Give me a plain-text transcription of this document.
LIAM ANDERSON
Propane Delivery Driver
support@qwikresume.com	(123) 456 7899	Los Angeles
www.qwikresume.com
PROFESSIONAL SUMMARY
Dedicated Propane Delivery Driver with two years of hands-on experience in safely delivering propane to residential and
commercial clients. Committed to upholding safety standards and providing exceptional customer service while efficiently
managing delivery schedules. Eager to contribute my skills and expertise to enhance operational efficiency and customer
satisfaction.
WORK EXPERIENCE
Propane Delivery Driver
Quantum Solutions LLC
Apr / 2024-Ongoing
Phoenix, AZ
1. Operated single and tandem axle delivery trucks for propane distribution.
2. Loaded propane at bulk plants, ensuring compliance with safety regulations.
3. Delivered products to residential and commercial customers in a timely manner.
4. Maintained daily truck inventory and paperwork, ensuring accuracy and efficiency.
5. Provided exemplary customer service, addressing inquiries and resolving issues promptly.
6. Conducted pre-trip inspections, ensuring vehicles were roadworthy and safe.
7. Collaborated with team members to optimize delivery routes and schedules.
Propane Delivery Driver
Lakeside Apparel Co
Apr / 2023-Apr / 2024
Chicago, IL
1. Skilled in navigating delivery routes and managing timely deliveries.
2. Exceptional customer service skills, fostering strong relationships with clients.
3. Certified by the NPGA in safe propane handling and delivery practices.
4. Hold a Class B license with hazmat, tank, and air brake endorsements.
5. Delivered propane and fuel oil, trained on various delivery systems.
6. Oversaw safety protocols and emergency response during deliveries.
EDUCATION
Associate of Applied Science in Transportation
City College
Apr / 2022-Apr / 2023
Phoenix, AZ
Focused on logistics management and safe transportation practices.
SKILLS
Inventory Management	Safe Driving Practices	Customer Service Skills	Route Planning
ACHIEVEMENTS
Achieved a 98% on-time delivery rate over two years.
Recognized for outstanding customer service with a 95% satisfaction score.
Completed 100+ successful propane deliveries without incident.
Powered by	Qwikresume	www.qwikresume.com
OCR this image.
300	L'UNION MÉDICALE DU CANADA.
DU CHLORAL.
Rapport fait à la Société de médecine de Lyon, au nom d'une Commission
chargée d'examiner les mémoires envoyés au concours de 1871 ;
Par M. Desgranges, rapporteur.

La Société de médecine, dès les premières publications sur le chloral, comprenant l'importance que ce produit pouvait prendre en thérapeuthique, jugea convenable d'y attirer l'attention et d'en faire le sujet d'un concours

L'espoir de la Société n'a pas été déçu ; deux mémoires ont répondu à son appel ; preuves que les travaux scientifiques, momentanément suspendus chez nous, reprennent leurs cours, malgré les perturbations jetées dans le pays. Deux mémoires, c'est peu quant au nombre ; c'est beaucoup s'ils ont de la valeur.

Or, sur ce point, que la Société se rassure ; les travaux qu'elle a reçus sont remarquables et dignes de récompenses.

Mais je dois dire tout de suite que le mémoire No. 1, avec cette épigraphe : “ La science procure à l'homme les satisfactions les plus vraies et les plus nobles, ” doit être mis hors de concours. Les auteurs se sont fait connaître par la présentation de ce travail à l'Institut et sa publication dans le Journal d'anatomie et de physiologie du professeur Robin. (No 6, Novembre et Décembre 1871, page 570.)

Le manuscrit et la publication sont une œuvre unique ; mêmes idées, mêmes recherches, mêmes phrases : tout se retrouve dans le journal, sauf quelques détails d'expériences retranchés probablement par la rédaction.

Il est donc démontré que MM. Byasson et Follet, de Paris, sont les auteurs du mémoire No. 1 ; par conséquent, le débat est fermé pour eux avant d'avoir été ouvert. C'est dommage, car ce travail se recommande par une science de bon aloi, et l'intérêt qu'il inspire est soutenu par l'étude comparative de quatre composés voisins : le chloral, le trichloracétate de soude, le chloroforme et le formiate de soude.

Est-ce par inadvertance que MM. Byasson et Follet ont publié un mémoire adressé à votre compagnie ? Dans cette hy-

Direction
Which lines hold the word "efficiency"? Show each one.

Expected output
managing delivery schedules. Eager to contribute my skills and expertise to enhance operational efficiency and customer
4. Maintained daily truck inventory and paperwork, ensuring accuracy and efficiency.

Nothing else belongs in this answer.